_THE PROBLEM_:
Copy out the part of these lines that opens with the line containing "414, 1035, 470]" and closes with the line containing "51, 862, 85]", with "suitcase" swapped for "luggage" and nothing else changed.

_EXTRACTED MATERIAL_:
◆ ◆ ◆ ◆ ◆
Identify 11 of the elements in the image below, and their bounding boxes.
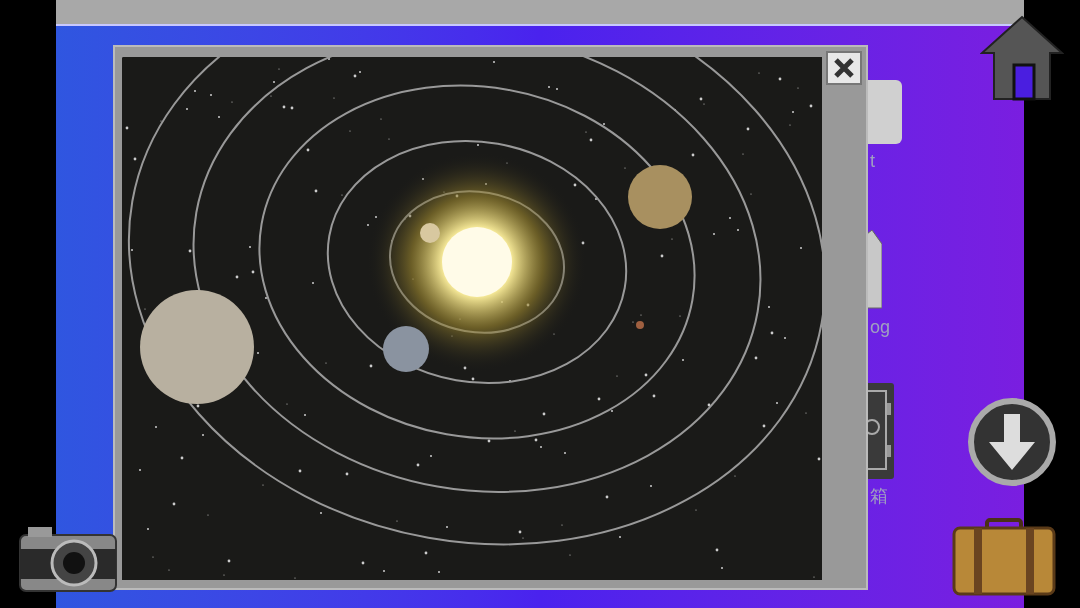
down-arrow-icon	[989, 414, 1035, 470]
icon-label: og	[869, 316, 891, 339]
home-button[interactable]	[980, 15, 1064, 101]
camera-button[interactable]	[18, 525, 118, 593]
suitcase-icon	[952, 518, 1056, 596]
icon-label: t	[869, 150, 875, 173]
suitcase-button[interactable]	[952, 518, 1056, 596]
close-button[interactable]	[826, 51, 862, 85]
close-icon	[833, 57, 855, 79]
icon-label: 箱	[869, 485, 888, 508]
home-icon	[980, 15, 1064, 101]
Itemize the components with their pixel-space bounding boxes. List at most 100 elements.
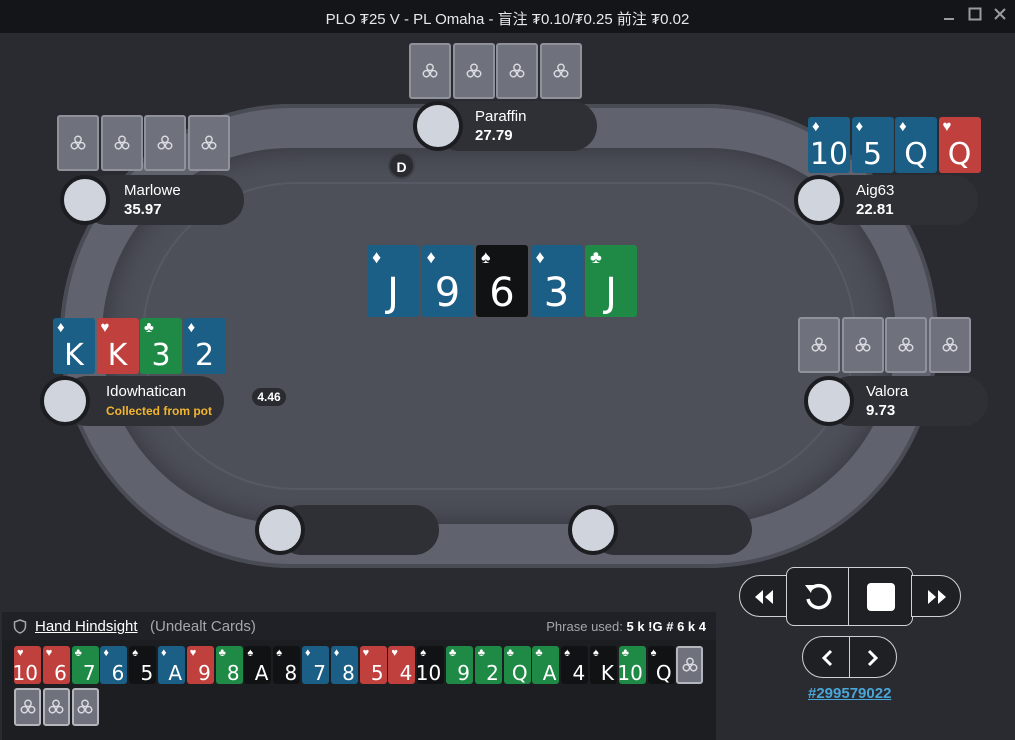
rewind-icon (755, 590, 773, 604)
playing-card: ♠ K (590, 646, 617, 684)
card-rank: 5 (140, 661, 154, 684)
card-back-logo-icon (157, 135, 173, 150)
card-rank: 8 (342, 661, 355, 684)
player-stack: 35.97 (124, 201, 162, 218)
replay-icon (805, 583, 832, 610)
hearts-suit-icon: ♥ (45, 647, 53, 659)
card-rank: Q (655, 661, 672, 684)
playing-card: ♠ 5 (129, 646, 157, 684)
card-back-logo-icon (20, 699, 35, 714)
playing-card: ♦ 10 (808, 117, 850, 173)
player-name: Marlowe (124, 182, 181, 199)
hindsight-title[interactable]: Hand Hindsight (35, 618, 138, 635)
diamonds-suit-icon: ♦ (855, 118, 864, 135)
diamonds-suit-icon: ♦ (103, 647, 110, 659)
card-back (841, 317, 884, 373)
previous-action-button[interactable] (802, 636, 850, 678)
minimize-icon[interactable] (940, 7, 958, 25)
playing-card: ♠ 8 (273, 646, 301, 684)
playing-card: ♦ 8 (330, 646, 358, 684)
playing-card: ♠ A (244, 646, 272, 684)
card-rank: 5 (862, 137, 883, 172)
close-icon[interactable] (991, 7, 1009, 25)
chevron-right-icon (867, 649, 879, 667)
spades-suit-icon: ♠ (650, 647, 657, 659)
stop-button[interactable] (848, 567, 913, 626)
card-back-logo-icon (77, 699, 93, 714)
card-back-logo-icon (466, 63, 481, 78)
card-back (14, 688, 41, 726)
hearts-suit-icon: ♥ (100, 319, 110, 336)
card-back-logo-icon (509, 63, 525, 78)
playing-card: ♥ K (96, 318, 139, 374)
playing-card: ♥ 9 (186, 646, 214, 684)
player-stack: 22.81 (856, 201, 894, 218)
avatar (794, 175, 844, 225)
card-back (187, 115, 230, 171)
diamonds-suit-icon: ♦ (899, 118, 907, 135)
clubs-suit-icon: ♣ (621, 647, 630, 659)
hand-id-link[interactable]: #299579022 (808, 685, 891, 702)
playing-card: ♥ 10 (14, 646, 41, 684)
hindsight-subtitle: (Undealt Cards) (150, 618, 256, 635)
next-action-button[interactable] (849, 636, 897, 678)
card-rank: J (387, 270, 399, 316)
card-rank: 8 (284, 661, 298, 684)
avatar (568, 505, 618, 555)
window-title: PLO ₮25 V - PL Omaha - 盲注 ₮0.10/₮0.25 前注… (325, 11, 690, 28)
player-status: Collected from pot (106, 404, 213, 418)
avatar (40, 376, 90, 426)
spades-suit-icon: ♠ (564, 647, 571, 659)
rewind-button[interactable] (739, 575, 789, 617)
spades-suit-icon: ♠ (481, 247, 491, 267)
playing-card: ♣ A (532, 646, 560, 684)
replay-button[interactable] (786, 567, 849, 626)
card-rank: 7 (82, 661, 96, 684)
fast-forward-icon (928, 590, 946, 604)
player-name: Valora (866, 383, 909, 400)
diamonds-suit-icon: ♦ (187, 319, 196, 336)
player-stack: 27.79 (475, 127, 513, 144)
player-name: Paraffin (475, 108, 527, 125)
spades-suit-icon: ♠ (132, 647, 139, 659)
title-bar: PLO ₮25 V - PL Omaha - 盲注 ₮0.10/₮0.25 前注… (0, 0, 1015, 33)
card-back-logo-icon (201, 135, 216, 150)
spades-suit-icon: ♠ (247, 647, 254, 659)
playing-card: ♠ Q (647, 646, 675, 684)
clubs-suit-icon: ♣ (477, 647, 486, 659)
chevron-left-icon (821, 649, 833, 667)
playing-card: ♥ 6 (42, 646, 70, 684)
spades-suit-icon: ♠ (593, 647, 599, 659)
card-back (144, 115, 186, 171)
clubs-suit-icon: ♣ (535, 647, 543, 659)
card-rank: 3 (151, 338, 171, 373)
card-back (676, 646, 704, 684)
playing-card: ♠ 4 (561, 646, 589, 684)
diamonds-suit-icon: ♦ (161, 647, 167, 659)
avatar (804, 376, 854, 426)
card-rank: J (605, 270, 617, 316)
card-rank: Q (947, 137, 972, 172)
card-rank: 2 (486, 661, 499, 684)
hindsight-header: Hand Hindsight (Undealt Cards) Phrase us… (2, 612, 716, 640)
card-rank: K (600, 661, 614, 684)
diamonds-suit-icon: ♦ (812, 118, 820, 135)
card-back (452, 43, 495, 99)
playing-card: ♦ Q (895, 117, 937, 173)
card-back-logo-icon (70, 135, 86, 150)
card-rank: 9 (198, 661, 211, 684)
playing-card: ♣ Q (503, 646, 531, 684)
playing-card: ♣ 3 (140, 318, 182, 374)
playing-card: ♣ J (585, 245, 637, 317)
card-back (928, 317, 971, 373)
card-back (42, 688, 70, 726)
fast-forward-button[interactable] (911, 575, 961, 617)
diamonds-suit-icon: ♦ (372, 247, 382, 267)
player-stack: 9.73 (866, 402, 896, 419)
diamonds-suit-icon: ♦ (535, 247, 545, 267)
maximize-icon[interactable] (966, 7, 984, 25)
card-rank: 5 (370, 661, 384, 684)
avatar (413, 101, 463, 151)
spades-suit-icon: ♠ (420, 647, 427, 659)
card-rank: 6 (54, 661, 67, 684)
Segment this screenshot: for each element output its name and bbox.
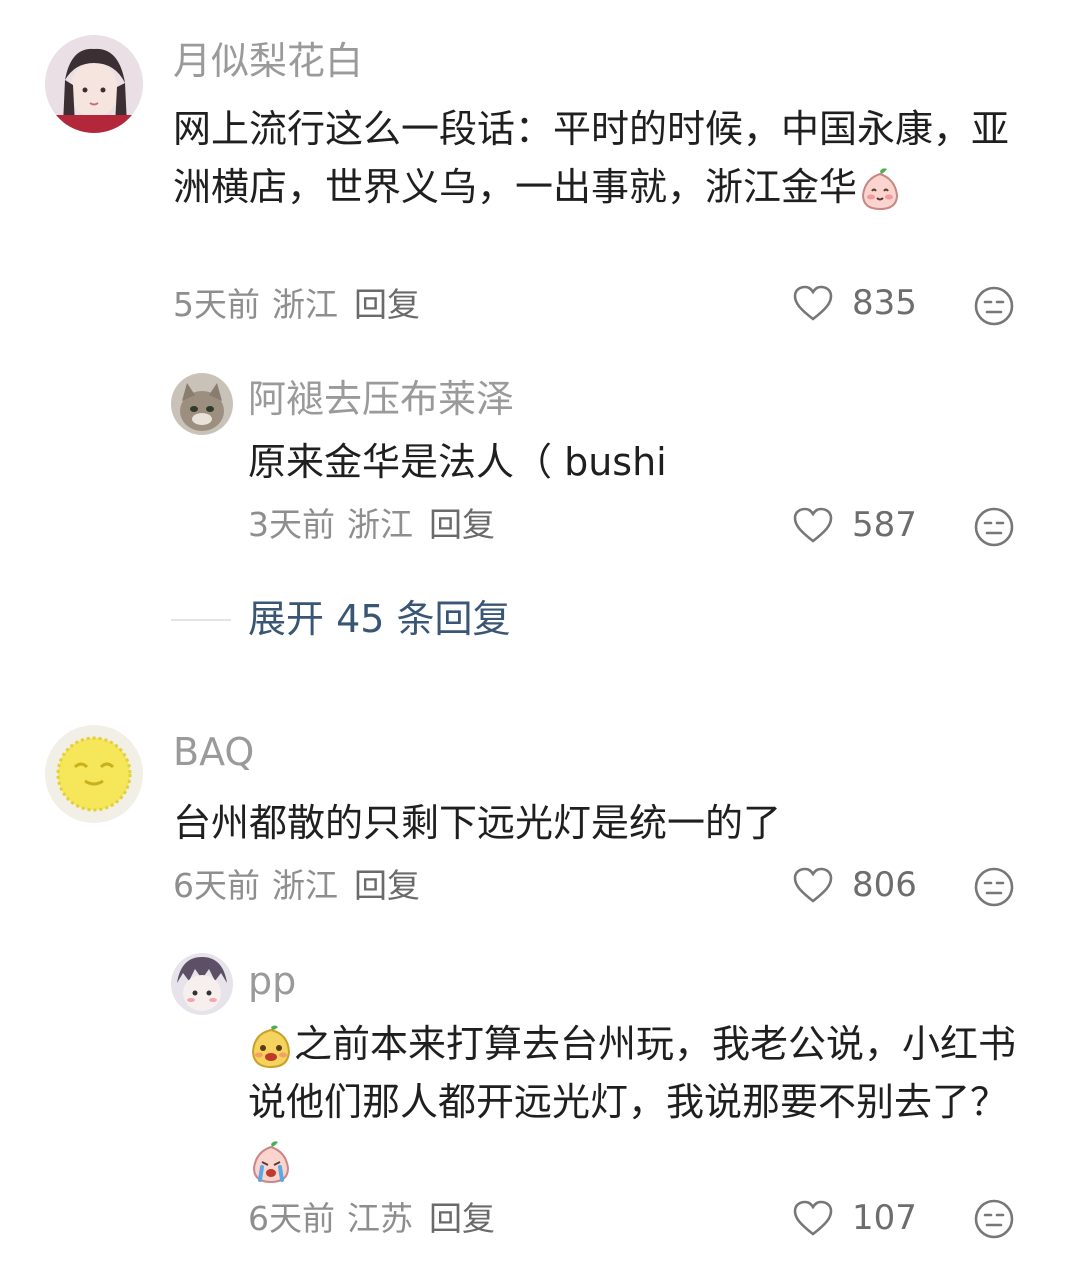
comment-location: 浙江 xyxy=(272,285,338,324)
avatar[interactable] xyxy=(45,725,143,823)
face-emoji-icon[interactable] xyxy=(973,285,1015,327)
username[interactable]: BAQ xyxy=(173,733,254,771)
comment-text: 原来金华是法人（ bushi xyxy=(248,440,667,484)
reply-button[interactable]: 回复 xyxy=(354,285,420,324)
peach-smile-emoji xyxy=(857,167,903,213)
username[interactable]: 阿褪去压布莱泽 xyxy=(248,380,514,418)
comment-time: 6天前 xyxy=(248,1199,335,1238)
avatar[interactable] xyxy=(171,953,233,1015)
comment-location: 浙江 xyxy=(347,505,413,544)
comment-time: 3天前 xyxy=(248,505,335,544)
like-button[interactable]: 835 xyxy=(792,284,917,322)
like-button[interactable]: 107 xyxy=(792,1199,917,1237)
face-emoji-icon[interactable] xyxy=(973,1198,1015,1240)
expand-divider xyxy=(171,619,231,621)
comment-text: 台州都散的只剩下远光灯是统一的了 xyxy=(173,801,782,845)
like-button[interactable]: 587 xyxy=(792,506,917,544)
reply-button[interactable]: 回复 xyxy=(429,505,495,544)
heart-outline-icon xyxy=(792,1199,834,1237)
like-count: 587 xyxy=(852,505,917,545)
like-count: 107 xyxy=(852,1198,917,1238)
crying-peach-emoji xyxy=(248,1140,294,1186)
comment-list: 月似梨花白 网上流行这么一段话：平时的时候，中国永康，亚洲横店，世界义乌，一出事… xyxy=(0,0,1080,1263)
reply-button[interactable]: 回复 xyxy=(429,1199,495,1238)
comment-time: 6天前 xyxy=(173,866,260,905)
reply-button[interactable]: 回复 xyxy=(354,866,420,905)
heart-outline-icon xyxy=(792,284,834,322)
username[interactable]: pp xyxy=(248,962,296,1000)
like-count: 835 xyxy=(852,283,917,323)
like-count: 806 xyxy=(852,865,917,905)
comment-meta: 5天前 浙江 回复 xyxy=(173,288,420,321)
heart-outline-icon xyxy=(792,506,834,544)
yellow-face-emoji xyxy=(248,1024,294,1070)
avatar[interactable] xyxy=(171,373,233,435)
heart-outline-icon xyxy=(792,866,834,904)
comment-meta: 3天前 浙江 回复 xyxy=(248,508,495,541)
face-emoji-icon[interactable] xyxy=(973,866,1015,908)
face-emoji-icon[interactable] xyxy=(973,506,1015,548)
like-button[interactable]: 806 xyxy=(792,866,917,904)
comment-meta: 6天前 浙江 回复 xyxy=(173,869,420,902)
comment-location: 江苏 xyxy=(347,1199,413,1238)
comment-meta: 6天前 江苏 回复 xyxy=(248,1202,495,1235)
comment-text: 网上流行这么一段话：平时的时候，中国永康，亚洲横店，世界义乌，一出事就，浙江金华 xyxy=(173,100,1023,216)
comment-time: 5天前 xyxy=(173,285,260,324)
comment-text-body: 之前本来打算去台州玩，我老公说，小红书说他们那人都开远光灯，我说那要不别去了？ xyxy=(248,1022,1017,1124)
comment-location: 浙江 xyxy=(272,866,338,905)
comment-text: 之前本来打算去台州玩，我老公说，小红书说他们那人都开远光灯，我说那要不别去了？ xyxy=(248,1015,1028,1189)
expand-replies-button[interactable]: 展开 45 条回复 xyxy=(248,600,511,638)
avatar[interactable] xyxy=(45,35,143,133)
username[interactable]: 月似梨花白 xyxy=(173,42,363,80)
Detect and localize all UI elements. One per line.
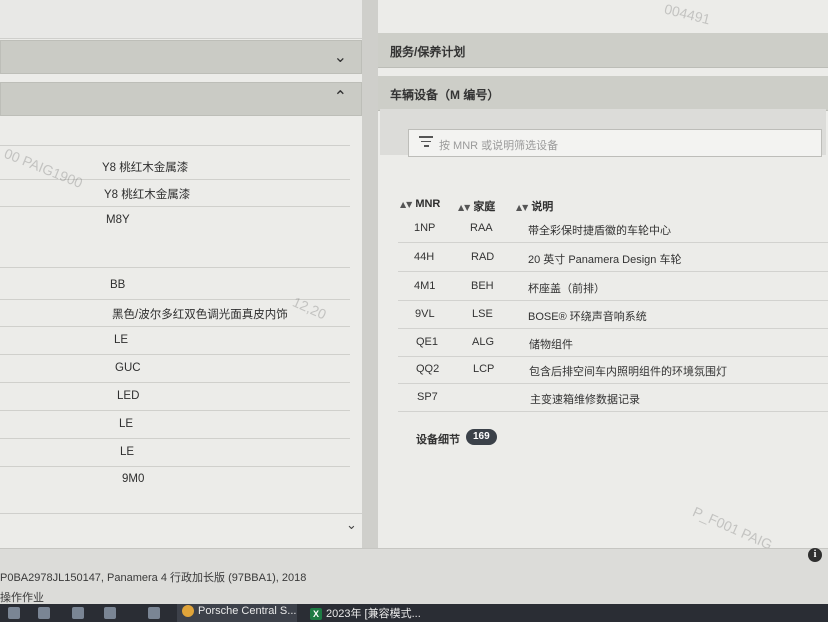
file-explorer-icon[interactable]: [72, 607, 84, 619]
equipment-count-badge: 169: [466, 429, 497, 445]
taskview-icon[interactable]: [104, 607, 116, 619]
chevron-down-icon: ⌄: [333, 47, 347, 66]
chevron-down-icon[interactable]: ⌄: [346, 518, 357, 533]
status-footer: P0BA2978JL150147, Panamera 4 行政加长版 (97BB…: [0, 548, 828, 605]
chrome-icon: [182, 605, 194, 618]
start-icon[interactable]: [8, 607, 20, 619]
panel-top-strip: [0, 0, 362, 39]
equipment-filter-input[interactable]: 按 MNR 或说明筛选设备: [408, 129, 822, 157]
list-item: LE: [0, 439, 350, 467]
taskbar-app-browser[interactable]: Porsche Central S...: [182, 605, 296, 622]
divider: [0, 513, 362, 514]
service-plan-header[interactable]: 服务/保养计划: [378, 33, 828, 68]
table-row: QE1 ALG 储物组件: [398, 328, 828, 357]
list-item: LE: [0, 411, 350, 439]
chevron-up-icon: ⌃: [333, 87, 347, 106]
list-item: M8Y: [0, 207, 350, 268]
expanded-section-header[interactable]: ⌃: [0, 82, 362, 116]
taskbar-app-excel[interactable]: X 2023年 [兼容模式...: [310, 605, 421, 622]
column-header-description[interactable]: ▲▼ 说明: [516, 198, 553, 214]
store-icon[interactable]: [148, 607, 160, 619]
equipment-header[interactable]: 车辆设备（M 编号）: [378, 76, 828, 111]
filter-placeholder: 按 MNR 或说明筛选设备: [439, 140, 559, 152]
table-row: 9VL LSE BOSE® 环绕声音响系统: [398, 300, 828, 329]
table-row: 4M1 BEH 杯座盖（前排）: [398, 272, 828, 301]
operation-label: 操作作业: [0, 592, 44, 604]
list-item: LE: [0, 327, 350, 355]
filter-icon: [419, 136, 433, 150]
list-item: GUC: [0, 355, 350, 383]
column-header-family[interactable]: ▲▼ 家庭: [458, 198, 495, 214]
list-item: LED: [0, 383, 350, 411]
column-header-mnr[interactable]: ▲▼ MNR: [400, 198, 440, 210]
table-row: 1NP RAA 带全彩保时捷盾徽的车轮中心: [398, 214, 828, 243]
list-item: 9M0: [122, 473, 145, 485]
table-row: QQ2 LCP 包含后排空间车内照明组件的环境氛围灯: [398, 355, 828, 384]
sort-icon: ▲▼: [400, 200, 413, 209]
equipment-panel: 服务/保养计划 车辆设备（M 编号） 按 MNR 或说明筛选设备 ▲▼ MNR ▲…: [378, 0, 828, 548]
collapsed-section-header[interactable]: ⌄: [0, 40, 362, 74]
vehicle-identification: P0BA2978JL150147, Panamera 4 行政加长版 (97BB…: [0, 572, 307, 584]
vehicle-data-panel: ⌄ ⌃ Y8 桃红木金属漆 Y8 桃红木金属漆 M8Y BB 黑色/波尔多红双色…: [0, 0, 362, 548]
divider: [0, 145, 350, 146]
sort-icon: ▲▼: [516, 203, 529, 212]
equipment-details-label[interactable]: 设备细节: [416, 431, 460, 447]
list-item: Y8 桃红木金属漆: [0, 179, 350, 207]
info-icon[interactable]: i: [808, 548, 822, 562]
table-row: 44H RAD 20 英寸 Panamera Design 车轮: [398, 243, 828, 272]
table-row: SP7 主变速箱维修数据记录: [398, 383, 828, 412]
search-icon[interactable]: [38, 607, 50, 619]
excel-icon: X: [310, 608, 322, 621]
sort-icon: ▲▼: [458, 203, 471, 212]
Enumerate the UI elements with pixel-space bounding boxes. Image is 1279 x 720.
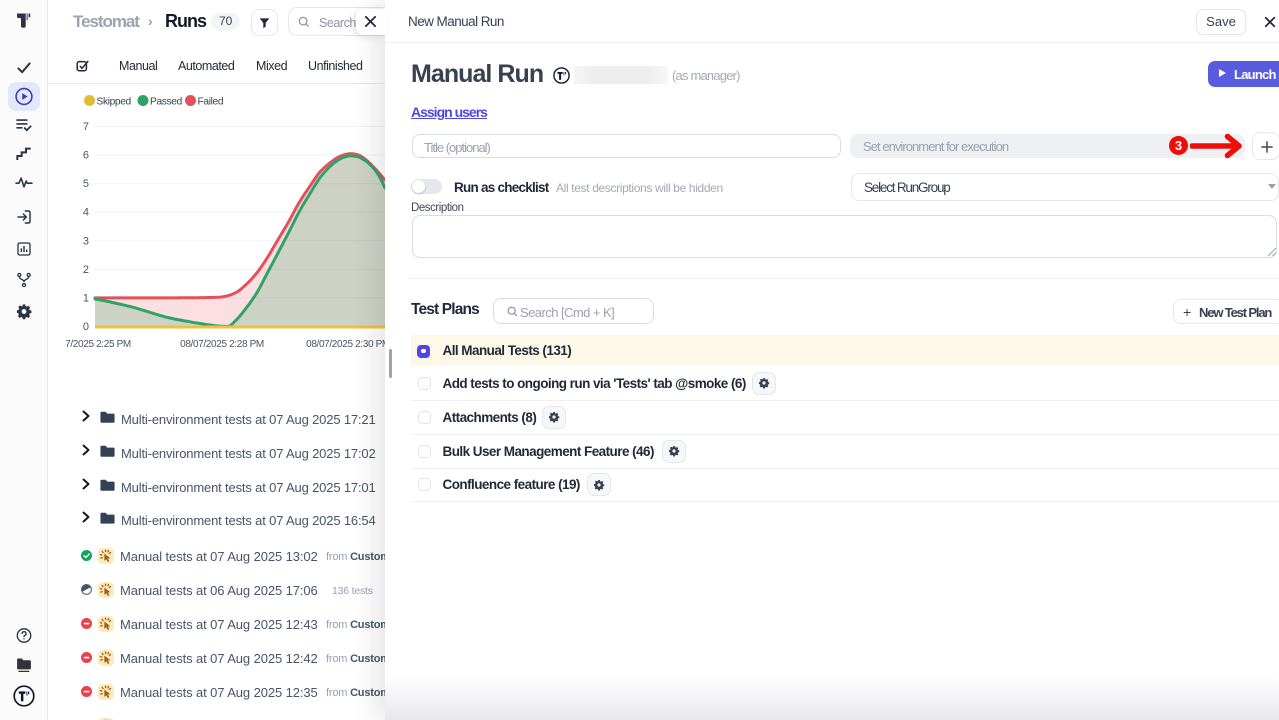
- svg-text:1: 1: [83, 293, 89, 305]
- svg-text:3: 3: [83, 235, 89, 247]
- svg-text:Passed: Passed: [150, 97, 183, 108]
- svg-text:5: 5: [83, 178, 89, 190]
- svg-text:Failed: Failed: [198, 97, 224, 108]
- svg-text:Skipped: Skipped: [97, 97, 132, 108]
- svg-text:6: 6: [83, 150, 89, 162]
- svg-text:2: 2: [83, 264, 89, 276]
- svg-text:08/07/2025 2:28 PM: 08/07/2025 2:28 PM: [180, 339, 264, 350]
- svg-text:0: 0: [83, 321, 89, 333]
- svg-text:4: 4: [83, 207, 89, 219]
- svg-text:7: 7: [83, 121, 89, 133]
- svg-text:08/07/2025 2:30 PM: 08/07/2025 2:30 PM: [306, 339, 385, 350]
◆ ◆ ◆ ◆ ◆
_SOLUTION_:
down-arrow-icon	[989, 414, 1035, 470]
icon-label: og	[869, 316, 891, 339]
home-button[interactable]	[980, 15, 1064, 101]
camera-button[interactable]	[18, 525, 118, 593]
luggage-icon	[952, 518, 1056, 596]
icon-label: t	[869, 150, 875, 173]
luggage-button[interactable]	[952, 518, 1056, 596]
close-button[interactable]	[826, 51, 862, 85]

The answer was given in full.